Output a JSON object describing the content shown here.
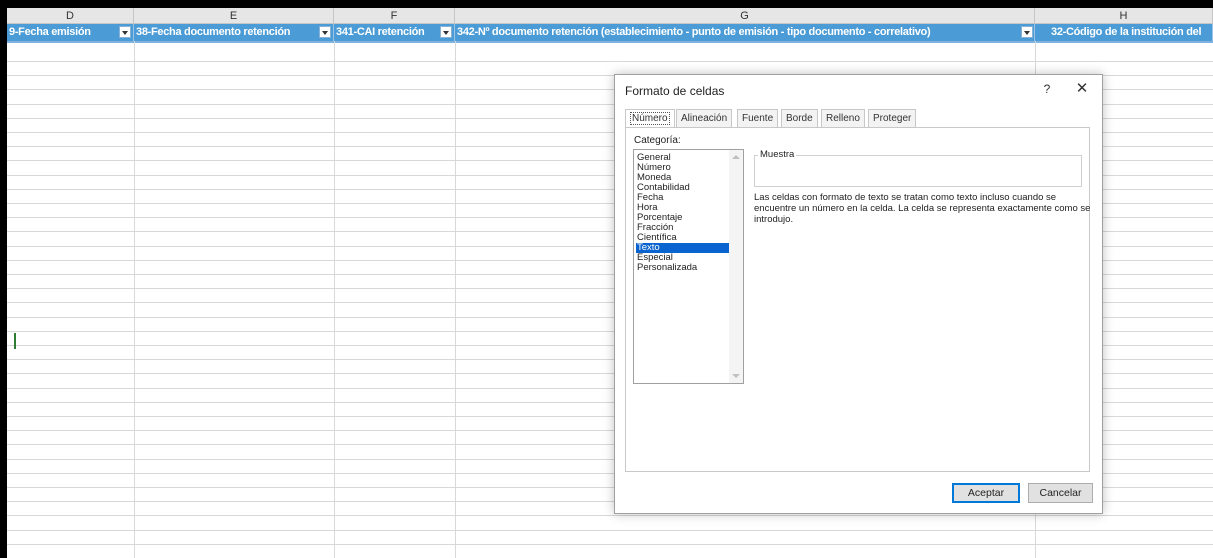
{
  "sheet": {
    "columns": [
      {
        "letter": "D",
        "header": "9-Fecha emisión"
      },
      {
        "letter": "E",
        "header": "38-Fecha documento retención"
      },
      {
        "letter": "F",
        "header": "341-CAI retención"
      },
      {
        "letter": "G",
        "header": "342-Nº documento retención (establecimiento - punto de emisión - tipo documento - correlativo)"
      },
      {
        "letter": "H",
        "header": "32-Código de la institución del"
      }
    ]
  },
  "dialog": {
    "title": "Formato de celdas",
    "help": "?",
    "close": "✕",
    "tabs": [
      "Número",
      "Alineación",
      "Fuente",
      "Borde",
      "Relleno",
      "Proteger"
    ],
    "category_label": "Categoría:",
    "categories": [
      "General",
      "Número",
      "Moneda",
      "Contabilidad",
      "Fecha",
      "Hora",
      "Porcentaje",
      "Fracción",
      "Científica",
      "Texto",
      "Especial",
      "Personalizada"
    ],
    "selected_category": "Texto",
    "sample_label": "Muestra",
    "description": "Las celdas con formato de texto se tratan como texto incluso cuando se encuentre un número en la celda. La celda se representa exactamente como se introdujo.",
    "ok_label": "Aceptar",
    "cancel_label": "Cancelar"
  },
  "colors": {
    "header_bg": "#4a9bd6",
    "selection": "#0a64d0",
    "accent_border": "#0078d7"
  }
}
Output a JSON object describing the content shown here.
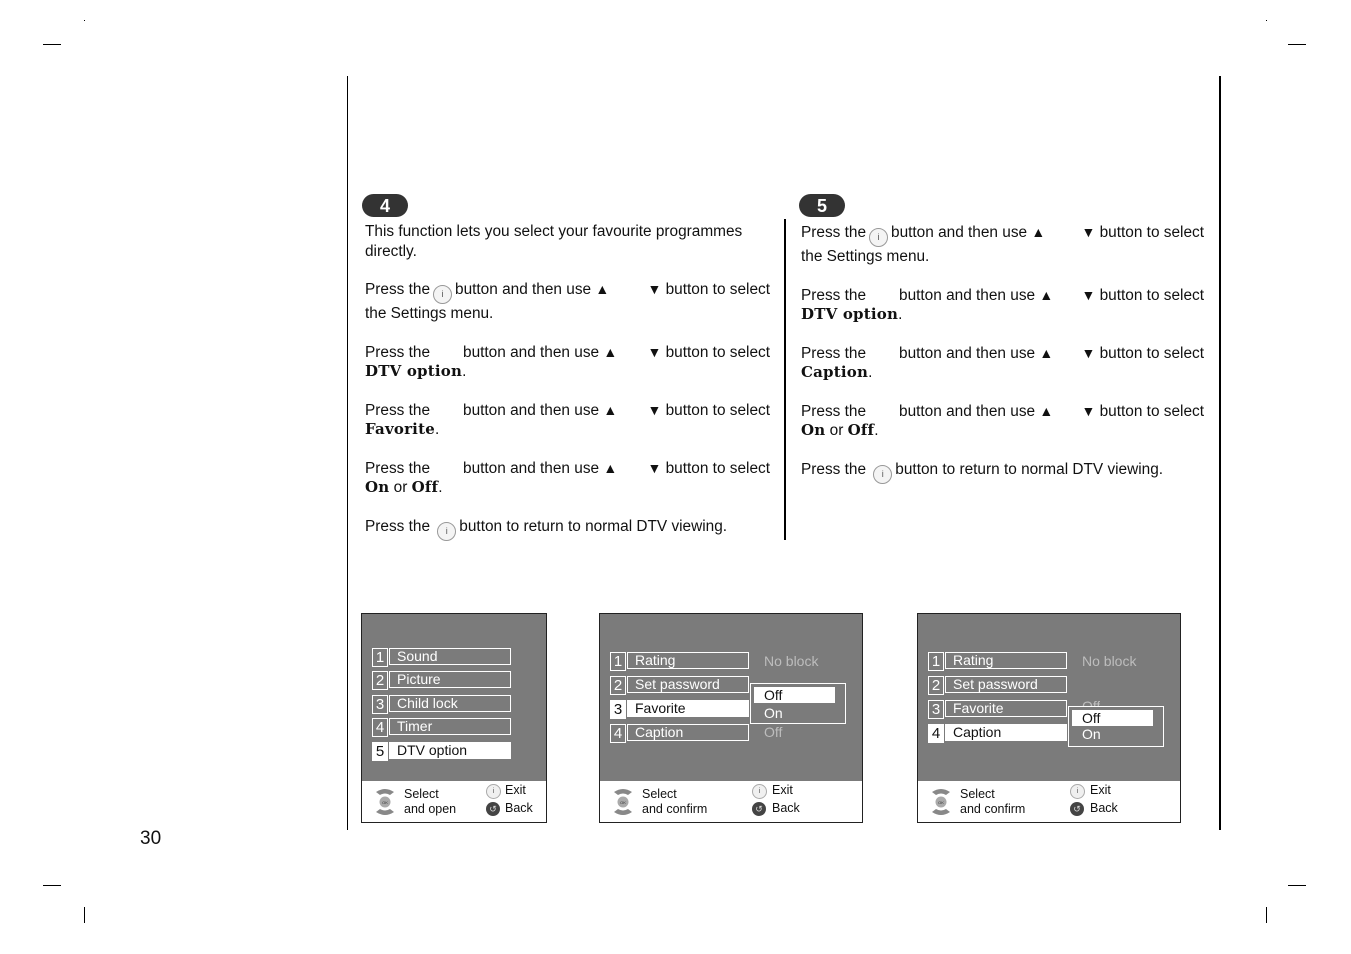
{
  "page_number": "30",
  "steps": [
    {
      "badge": "4",
      "intro": [
        "This function lets you select your favourite programmes",
        "directly."
      ],
      "instructions": [
        {
          "pre": "Press the",
          "mid": "button and then use",
          "post": "button to select",
          "target": "the Settings menu.",
          "button_icon": "info-button"
        },
        {
          "pre": "Press the",
          "mid": "button and then use",
          "post": "button to select",
          "target": "DTV option"
        },
        {
          "pre": "Press the",
          "mid": "button and then use",
          "post": "button to select",
          "target": "Favorite"
        },
        {
          "pre": "Press the",
          "mid": "button and then use",
          "post": "button to select",
          "target_a": "On",
          "or": "or",
          "target_b": "Off"
        }
      ],
      "final": {
        "pre": "Press the",
        "post": "button to return to normal DTV viewing."
      }
    },
    {
      "badge": "5",
      "instructions": [
        {
          "pre": "Press the",
          "mid": "button and then use",
          "post": "button to select",
          "target": "the Settings menu.",
          "button_icon": "info-button"
        },
        {
          "pre": "Press the",
          "mid": "button and then use",
          "post": "button to select",
          "target": "DTV option"
        },
        {
          "pre": "Press the",
          "mid": "button and then use",
          "post": "button to select",
          "target": "Caption"
        },
        {
          "pre": "Press the",
          "mid": "button and then use",
          "post": "button to select",
          "target_a": "On",
          "or": "or",
          "target_b": "Off"
        }
      ],
      "final": {
        "pre": "Press the",
        "post": "button to return to normal DTV viewing."
      }
    }
  ],
  "icons": {
    "up": "▲",
    "down": "▼",
    "info": "i",
    "back": "↺",
    "period": "."
  },
  "menus": [
    {
      "items": [
        {
          "num": "1",
          "label": "Sound"
        },
        {
          "num": "2",
          "label": "Picture"
        },
        {
          "num": "3",
          "label": "Child lock"
        },
        {
          "num": "4",
          "label": "Timer"
        },
        {
          "num": "5",
          "label": "DTV option",
          "selected": true
        }
      ],
      "footer": {
        "select": "Select",
        "select2": "and open",
        "exit": "Exit",
        "back": "Back"
      }
    },
    {
      "items": [
        {
          "num": "1",
          "label": "Rating",
          "value": "No block"
        },
        {
          "num": "2",
          "label": "Set password"
        },
        {
          "num": "3",
          "label": "Favorite",
          "selected": true
        },
        {
          "num": "4",
          "label": "Caption",
          "value": "Off"
        }
      ],
      "popup": [
        {
          "label": "Off",
          "selected": true
        },
        {
          "label": "On"
        }
      ],
      "footer": {
        "select": "Select",
        "select2": "and confirm",
        "exit": "Exit",
        "back": "Back"
      }
    },
    {
      "items": [
        {
          "num": "1",
          "label": "Rating",
          "value": "No block"
        },
        {
          "num": "2",
          "label": "Set password"
        },
        {
          "num": "3",
          "label": "Favorite",
          "value": "Off"
        },
        {
          "num": "4",
          "label": "Caption",
          "selected": true
        }
      ],
      "popup": [
        {
          "label": "Off",
          "selected": true
        },
        {
          "label": "On"
        }
      ],
      "footer": {
        "select": "Select",
        "select2": "and confirm",
        "exit": "Exit",
        "back": "Back"
      }
    }
  ]
}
• • •
Without the pictures, write out every entry precisely as it appears.

(Full answer):
Output a JSON object describing the content shown here.
{
  "sheet": {
    "columns": [
      {
        "letter": "D",
        "header": "9-Fecha emisión"
      },
      {
        "letter": "E",
        "header": "38-Fecha documento retención"
      },
      {
        "letter": "F",
        "header": "341-CAI retención"
      },
      {
        "letter": "G",
        "header": "342-Nº documento retención (establecimiento - punto de emisión - tipo documento - correlativo)"
      },
      {
        "letter": "H",
        "header": "32-Código de la institución del"
      }
    ]
  },
  "dialog": {
    "title": "Formato de celdas",
    "help": "?",
    "close": "✕",
    "tabs": [
      "Número",
      "Alineación",
      "Fuente",
      "Borde",
      "Relleno",
      "Proteger"
    ],
    "category_label": "Categoría:",
    "categories": [
      "General",
      "Número",
      "Moneda",
      "Contabilidad",
      "Fecha",
      "Hora",
      "Porcentaje",
      "Fracción",
      "Científica",
      "Texto",
      "Especial",
      "Personalizada"
    ],
    "selected_category": "Texto",
    "sample_label": "Muestra",
    "description": "Las celdas con formato de texto se tratan como texto incluso cuando se encuentre un número en la celda. La celda se representa exactamente como se introdujo.",
    "ok_label": "Aceptar",
    "cancel_label": "Cancelar"
  },
  "colors": {
    "header_bg": "#4a9bd6",
    "selection": "#0a64d0",
    "accent_border": "#0078d7"
  }
}
Output a JSON object describing the content shown here.
{
  "page_number": "30",
  "steps": [
    {
      "badge": "4",
      "intro": [
        "This function lets you select your favourite programmes",
        "directly."
      ],
      "instructions": [
        {
          "pre": "Press the",
          "mid": "button and then use",
          "post": "button to select",
          "target": "the Settings menu.",
          "button_icon": "info-button"
        },
        {
          "pre": "Press the",
          "mid": "button and then use",
          "post": "button to select",
          "target": "DTV option"
        },
        {
          "pre": "Press the",
          "mid": "button and then use",
          "post": "button to select",
          "target": "Favorite"
        },
        {
          "pre": "Press the",
          "mid": "button and then use",
          "post": "button to select",
          "target_a": "On",
          "or": "or",
          "target_b": "Off"
        }
      ],
      "final": {
        "pre": "Press the",
        "post": "button to return to normal DTV viewing."
      }
    },
    {
      "badge": "5",
      "instructions": [
        {
          "pre": "Press the",
          "mid": "button and then use",
          "post": "button to select",
          "target": "the Settings menu.",
          "button_icon": "info-button"
        },
        {
          "pre": "Press the",
          "mid": "button and then use",
          "post": "button to select",
          "target": "DTV option"
        },
        {
          "pre": "Press the",
          "mid": "button and then use",
          "post": "button to select",
          "target": "Caption"
        },
        {
          "pre": "Press the",
          "mid": "button and then use",
          "post": "button to select",
          "target_a": "On",
          "or": "or",
          "target_b": "Off"
        }
      ],
      "final": {
        "pre": "Press the",
        "post": "button to return to normal DTV viewing."
      }
    }
  ],
  "icons": {
    "up": "▲",
    "down": "▼",
    "info": "i",
    "back": "↺",
    "period": "."
  },
  "menus": [
    {
      "items": [
        {
          "num": "1",
          "label": "Sound"
        },
        {
          "num": "2",
          "label": "Picture"
        },
        {
          "num": "3",
          "label": "Child lock"
        },
        {
          "num": "4",
          "label": "Timer"
        },
        {
          "num": "5",
          "label": "DTV option",
          "selected": true
        }
      ],
      "footer": {
        "select": "Select",
        "select2": "and open",
        "exit": "Exit",
        "back": "Back"
      }
    },
    {
      "items": [
        {
          "num": "1",
          "label": "Rating",
          "value": "No block"
        },
        {
          "num": "2",
          "label": "Set password"
        },
        {
          "num": "3",
          "label": "Favorite",
          "selected": true
        },
        {
          "num": "4",
          "label": "Caption",
          "value": "Off"
        }
      ],
      "popup": [
        {
          "label": "Off",
          "selected": true
        },
        {
          "label": "On"
        }
      ],
      "footer": {
        "select": "Select",
        "select2": "and confirm",
        "exit": "Exit",
        "back": "Back"
      }
    },
    {
      "items": [
        {
          "num": "1",
          "label": "Rating",
          "value": "No block"
        },
        {
          "num": "2",
          "label": "Set password"
        },
        {
          "num": "3",
          "label": "Favorite",
          "value": "Off"
        },
        {
          "num": "4",
          "label": "Caption",
          "selected": true
        }
      ],
      "popup": [
        {
          "label": "Off",
          "selected": true
        },
        {
          "label": "On"
        }
      ],
      "footer": {
        "select": "Select",
        "select2": "and confirm",
        "exit": "Exit",
        "back": "Back"
      }
    }
  ]
}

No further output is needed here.